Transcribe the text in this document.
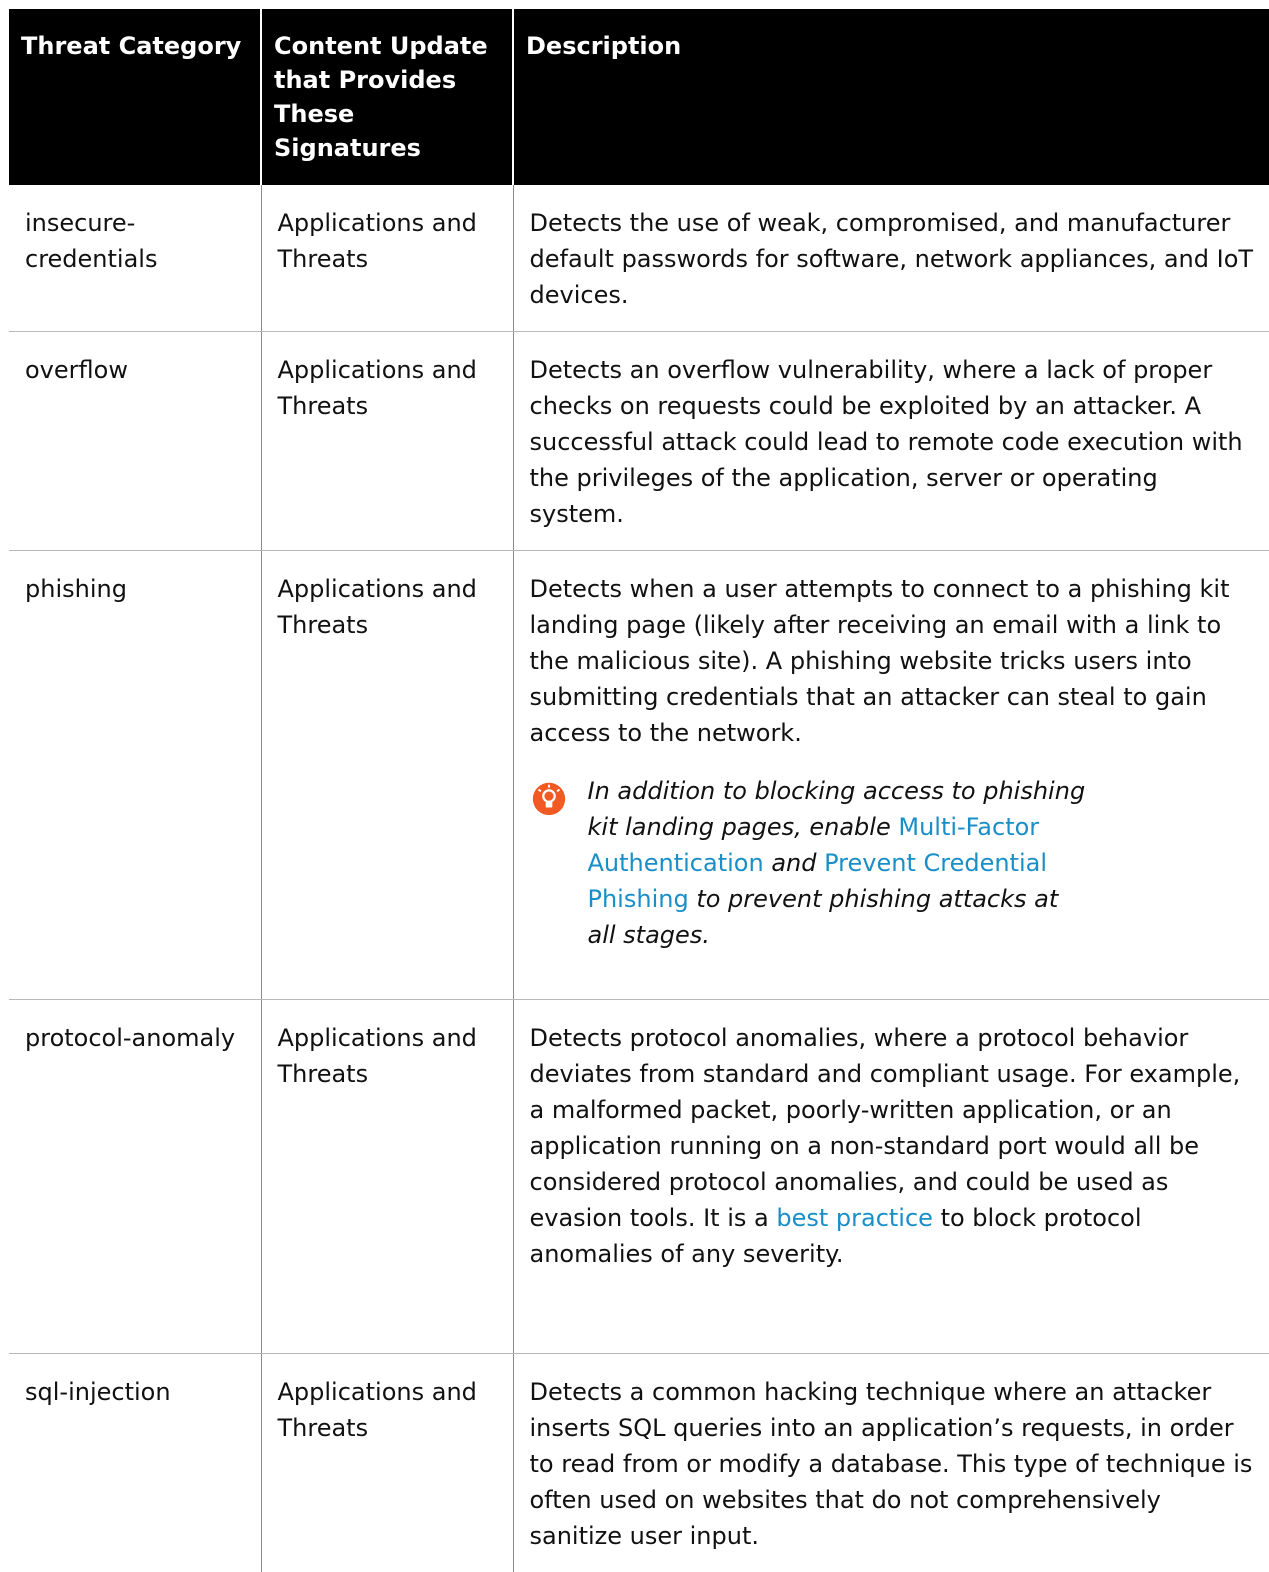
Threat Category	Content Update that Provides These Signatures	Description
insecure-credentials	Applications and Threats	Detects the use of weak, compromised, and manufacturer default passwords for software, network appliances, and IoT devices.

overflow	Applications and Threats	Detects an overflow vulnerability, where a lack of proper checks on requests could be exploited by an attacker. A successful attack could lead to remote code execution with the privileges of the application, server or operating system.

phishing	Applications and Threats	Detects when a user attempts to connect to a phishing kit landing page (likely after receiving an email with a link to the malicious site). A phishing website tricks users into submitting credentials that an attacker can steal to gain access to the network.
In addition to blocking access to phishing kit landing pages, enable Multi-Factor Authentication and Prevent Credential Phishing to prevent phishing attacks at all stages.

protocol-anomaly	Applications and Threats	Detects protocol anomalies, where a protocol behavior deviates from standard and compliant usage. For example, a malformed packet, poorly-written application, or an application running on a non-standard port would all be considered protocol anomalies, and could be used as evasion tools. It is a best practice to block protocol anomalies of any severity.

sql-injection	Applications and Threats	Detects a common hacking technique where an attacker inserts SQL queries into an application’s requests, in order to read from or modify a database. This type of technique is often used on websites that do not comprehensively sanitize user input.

* * * * * * *

* Brief:
Transcribe the full listing above exactly, with the images removed.

* Response to this exercise:
Transcribe the text in this document.
Threat Category	Content Update that Provides These Signatures	Description
insecure-credentials	Applications and Threats	Detects the use of weak, compromised, and manufacturer default passwords for software, network appliances, and IoT devices.

overflow	Applications and Threats	Detects an overflow vulnerability, where a lack of proper checks on requests could be exploited by an attacker. A successful attack could lead to remote code execution with the privileges of the application, server or operating system.

phishing	Applications and Threats	Detects when a user attempts to connect to a phishing kit landing page (likely after receiving an email with a link to the malicious site). A phishing website tricks users into submitting credentials that an attacker can steal to gain access to the network.
In addition to blocking access to phishing kit landing pages, enable Multi-Factor Authentication and Prevent Credential Phishing to prevent phishing attacks at all stages.

protocol-anomaly	Applications and Threats	Detects protocol anomalies, where a protocol behavior deviates from standard and compliant usage. For example, a malformed packet, poorly-written application, or an application running on a non-standard port would all be considered protocol anomalies, and could be used as evasion tools. It is a best practice to block protocol anomalies of any severity.

sql-injection	Applications and Threats	Detects a common hacking technique where an attacker inserts SQL queries into an application’s requests, in order to read from or modify a database. This type of technique is often used on websites that do not comprehensively sanitize user input.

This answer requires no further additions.